**Information shown:**
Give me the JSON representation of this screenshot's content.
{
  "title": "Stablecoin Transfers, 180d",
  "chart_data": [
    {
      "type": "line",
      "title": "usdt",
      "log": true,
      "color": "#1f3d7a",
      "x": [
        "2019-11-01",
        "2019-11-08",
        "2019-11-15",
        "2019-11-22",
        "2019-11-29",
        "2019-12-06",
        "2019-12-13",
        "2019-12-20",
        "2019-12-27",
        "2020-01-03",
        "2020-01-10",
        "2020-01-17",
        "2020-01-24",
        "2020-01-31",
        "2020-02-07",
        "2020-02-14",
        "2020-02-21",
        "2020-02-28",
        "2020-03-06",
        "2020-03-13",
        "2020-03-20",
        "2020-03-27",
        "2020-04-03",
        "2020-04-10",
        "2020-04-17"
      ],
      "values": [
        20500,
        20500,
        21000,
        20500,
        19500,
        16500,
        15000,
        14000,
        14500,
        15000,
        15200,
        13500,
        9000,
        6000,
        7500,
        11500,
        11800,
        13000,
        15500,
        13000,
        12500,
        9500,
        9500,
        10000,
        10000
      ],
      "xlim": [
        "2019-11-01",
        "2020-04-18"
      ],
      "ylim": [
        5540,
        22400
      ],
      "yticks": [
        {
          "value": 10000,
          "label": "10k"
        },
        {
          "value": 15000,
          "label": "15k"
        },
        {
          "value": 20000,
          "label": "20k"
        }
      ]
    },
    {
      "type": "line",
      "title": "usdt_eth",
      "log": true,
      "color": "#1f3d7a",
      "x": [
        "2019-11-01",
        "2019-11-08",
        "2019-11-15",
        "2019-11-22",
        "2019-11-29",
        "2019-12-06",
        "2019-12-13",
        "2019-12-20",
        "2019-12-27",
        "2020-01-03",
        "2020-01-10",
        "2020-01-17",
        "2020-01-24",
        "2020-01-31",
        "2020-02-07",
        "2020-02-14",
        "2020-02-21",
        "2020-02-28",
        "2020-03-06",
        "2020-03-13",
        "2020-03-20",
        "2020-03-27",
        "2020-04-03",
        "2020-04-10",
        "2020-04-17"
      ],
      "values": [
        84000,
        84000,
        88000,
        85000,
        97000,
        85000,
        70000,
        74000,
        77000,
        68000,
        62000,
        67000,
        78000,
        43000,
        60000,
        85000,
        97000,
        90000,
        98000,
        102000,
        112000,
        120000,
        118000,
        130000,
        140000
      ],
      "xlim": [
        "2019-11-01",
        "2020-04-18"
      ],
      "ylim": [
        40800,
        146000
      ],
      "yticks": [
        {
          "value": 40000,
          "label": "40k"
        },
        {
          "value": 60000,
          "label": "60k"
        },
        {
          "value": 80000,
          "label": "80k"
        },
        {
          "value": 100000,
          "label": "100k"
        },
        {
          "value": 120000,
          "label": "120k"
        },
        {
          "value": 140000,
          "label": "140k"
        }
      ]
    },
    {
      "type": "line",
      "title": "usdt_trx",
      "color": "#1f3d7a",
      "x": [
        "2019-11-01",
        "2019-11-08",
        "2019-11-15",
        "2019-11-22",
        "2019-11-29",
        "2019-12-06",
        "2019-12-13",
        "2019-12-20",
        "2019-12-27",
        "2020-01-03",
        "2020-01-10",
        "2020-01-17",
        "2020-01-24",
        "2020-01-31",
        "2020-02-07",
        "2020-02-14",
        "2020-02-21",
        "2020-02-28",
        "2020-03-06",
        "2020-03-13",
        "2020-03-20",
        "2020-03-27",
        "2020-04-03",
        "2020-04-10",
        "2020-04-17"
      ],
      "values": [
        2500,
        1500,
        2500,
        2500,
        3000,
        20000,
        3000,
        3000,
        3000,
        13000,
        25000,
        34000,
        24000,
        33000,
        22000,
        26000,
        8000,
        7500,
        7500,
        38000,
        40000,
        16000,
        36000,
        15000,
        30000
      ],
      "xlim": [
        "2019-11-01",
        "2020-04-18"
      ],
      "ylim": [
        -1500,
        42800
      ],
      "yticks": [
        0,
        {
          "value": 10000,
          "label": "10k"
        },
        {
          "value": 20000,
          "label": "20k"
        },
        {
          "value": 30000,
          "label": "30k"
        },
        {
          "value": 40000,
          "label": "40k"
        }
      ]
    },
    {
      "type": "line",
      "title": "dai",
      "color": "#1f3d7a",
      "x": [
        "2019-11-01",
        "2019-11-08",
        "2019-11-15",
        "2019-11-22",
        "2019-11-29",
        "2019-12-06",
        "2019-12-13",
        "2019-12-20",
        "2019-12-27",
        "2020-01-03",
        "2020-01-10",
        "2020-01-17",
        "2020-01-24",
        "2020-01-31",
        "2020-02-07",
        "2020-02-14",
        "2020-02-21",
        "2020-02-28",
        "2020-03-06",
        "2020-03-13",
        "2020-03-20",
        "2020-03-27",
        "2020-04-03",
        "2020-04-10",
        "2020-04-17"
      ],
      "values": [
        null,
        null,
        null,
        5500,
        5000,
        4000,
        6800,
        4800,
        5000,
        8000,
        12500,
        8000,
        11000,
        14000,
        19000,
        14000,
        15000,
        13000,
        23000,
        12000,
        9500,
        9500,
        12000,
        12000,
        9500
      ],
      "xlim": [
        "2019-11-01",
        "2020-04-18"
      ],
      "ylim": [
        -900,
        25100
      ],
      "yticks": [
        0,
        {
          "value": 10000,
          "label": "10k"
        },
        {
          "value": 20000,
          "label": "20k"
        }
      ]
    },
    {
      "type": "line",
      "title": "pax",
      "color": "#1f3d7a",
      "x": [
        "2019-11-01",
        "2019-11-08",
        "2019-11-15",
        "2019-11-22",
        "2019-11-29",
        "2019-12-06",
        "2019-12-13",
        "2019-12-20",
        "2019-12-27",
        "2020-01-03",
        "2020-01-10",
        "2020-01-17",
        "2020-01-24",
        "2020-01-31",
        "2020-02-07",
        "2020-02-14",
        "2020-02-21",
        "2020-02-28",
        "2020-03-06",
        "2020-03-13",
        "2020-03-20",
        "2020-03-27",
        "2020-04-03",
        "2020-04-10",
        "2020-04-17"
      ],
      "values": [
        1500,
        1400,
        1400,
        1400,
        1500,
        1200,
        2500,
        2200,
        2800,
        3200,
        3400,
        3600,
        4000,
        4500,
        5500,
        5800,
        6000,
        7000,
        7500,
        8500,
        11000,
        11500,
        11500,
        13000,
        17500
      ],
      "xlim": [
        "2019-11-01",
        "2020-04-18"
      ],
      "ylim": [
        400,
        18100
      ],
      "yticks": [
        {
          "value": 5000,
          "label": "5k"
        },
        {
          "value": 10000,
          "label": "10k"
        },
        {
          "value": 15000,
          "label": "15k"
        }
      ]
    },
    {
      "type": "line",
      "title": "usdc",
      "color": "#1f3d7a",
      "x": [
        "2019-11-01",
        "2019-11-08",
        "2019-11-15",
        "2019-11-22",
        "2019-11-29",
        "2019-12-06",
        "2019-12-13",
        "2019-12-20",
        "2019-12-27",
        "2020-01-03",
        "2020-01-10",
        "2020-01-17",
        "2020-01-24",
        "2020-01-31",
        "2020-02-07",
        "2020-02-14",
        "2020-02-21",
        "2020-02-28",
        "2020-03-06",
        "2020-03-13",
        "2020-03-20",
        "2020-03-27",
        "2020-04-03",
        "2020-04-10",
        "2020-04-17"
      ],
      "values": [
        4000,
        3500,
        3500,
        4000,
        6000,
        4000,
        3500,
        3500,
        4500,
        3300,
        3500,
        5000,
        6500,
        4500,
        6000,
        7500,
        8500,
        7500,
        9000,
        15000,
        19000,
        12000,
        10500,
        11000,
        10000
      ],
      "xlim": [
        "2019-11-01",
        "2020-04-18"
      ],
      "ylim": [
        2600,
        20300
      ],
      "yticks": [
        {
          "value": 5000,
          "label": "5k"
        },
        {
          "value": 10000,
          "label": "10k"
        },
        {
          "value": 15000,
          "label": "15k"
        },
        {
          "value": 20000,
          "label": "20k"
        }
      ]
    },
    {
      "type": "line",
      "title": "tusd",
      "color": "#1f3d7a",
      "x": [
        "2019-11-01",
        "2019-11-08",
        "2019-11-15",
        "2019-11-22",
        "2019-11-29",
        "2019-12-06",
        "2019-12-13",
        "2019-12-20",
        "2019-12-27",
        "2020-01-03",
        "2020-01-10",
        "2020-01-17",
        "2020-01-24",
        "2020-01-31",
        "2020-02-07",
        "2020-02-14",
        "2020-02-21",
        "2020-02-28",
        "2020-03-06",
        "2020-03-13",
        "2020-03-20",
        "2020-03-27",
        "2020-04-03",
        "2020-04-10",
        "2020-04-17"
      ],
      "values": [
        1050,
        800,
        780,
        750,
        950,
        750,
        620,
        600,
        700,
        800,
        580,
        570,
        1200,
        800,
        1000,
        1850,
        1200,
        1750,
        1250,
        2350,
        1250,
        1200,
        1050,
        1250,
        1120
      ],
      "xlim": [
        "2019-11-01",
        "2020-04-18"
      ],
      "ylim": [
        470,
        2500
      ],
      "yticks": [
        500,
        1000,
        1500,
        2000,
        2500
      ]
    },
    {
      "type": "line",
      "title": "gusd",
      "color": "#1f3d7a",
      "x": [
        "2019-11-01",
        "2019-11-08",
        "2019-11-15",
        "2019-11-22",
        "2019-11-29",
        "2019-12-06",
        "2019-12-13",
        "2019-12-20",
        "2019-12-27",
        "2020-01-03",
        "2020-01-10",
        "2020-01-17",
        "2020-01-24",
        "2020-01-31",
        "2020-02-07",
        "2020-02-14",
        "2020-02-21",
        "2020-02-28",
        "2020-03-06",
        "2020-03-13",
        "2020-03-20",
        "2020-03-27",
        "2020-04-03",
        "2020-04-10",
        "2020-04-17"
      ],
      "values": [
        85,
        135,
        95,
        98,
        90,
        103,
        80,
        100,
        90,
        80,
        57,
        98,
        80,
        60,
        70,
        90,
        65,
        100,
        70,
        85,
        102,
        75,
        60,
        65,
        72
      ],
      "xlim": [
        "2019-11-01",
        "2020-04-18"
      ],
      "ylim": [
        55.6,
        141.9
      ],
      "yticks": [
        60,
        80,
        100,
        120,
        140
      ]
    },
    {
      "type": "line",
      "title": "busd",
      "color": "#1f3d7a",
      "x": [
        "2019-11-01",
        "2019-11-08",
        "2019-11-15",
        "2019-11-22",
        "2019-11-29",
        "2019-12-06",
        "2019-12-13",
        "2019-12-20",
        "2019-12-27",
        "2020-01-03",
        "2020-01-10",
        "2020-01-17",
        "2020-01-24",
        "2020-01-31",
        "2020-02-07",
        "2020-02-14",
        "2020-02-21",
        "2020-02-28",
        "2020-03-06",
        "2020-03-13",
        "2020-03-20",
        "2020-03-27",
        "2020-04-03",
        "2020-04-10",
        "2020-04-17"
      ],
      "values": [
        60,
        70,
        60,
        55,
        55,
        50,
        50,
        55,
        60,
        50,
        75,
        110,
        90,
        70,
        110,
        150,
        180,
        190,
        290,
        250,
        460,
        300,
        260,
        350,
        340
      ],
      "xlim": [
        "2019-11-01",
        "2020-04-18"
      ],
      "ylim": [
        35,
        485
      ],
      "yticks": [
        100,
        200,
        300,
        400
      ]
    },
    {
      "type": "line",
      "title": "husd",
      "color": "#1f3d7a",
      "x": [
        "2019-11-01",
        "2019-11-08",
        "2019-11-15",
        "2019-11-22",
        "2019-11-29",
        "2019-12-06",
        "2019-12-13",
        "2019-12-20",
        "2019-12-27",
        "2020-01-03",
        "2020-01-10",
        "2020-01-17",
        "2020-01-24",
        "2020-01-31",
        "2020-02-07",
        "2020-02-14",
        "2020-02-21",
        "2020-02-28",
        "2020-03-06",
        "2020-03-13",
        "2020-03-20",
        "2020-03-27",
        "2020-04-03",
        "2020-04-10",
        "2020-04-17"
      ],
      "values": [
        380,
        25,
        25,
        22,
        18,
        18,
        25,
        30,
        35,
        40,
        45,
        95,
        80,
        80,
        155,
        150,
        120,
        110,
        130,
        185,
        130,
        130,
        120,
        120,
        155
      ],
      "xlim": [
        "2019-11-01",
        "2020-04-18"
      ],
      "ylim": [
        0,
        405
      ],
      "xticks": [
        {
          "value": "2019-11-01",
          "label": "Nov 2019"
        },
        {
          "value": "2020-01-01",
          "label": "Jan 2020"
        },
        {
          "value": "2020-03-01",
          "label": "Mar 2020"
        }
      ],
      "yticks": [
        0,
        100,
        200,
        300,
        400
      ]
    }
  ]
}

**Required task:** Copy every line in the entries above that has the string "title" in it.

**Reply:**
  "title": "Stablecoin Transfers, 180d",
      "title": "usdt",
      "title": "usdt_eth",
      "title": "usdt_trx",
      "title": "dai",
      "title": "pax",
      "title": "usdc",
      "title": "tusd",
      "title": "gusd",
      "title": "busd",
      "title": "husd",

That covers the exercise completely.